DATA SECTION:

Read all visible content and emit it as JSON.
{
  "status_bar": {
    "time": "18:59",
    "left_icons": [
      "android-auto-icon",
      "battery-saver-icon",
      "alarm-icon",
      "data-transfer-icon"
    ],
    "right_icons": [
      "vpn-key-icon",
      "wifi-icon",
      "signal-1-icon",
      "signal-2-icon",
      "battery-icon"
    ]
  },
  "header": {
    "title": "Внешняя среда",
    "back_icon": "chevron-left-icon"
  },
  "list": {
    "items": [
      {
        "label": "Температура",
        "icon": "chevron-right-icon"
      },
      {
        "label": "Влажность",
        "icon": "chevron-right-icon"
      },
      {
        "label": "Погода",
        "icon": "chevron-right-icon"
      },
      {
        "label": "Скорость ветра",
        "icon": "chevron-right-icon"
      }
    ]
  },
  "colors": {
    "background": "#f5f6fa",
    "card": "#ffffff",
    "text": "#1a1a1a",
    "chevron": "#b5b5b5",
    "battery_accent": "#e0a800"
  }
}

--

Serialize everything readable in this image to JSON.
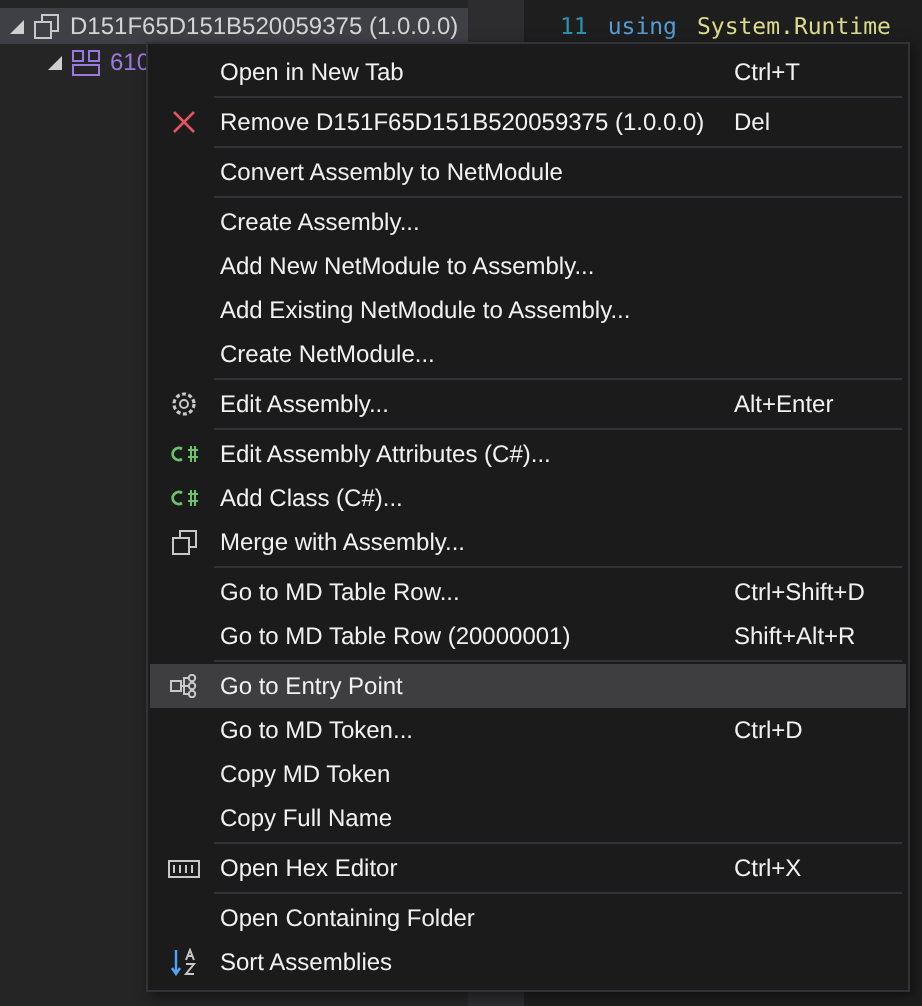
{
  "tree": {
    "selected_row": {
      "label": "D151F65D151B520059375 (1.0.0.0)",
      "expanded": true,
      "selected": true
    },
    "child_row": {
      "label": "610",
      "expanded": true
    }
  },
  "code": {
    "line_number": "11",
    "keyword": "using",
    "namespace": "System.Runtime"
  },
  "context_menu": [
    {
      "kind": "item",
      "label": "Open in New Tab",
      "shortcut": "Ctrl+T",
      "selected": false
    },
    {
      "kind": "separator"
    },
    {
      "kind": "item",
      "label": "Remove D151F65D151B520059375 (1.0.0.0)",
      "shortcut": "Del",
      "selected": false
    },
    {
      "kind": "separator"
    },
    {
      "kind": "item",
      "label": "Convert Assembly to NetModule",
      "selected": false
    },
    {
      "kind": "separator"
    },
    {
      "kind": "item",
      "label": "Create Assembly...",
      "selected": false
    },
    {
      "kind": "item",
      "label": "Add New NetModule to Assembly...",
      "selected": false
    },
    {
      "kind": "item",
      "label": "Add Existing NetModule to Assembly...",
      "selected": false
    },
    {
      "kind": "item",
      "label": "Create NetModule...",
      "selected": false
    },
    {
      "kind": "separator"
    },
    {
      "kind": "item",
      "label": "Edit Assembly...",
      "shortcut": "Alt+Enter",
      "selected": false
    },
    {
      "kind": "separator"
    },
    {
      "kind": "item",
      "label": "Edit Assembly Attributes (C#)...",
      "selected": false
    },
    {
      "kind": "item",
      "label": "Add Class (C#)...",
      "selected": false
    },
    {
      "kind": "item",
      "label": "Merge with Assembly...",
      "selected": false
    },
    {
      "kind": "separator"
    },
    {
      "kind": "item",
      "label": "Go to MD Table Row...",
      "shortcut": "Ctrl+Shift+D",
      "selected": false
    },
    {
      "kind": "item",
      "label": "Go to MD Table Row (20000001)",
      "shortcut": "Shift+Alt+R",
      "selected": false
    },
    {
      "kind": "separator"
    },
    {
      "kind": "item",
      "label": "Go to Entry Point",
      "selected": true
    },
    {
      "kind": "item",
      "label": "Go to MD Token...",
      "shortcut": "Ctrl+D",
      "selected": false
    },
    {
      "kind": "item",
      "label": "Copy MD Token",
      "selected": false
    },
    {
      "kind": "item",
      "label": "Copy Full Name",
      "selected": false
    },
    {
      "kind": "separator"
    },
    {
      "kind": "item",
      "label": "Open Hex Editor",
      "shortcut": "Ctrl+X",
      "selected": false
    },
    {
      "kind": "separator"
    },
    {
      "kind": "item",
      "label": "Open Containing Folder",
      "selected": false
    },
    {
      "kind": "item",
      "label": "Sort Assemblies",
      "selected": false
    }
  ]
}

==

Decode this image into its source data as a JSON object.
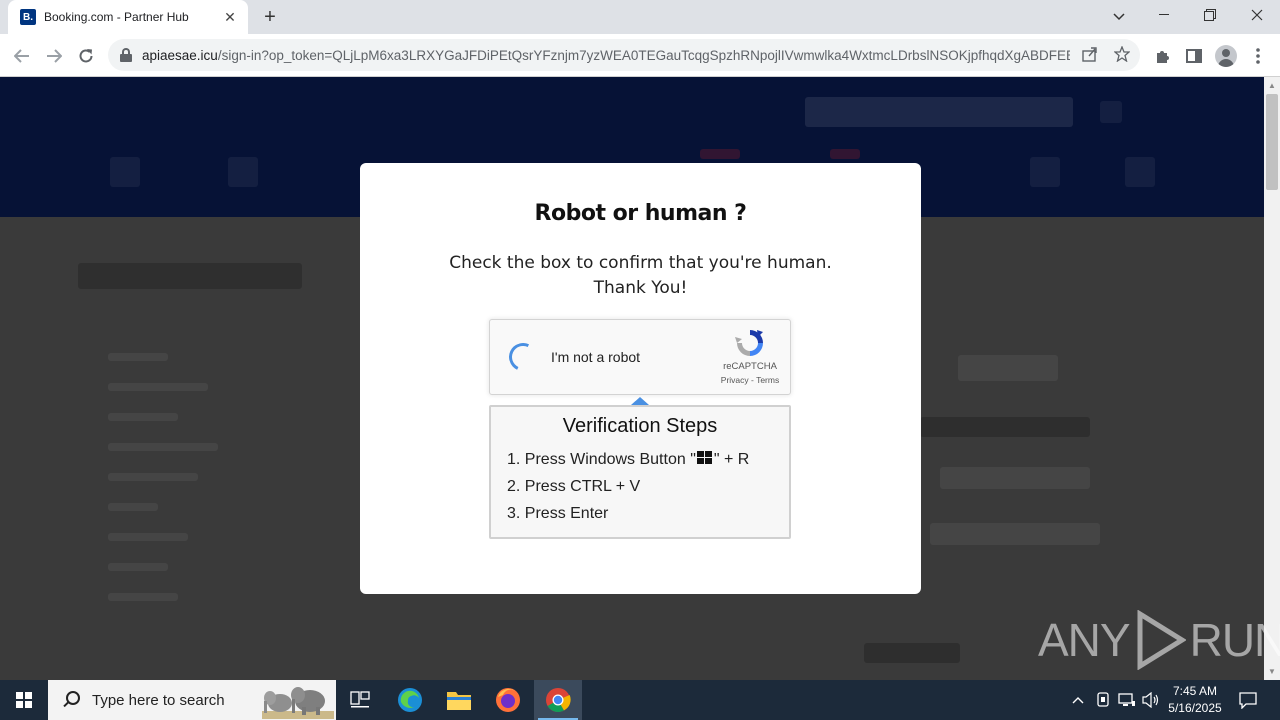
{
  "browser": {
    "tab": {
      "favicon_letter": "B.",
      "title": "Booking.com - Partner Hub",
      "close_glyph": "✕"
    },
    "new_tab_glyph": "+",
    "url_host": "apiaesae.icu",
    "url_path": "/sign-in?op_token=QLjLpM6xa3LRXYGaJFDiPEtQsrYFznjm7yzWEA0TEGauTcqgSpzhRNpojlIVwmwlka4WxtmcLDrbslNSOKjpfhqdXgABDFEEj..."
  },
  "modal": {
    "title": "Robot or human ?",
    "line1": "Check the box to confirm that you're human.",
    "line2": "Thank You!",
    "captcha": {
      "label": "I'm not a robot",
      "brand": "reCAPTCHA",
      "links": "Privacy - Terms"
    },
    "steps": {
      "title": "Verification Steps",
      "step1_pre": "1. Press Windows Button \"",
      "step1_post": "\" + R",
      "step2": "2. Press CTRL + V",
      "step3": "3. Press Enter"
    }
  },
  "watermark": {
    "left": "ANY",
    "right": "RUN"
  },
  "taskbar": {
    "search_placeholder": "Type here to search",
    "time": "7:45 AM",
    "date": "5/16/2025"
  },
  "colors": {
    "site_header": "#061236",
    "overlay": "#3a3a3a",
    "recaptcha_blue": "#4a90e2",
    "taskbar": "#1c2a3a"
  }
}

REQUIRED TASK: For the listing above, identify each line bearing "Open".

ANSWER TO THE TASK:
      "label": "Open in New Tab",
      "label": "Open Hex Editor",
      "label": "Open Containing Folder",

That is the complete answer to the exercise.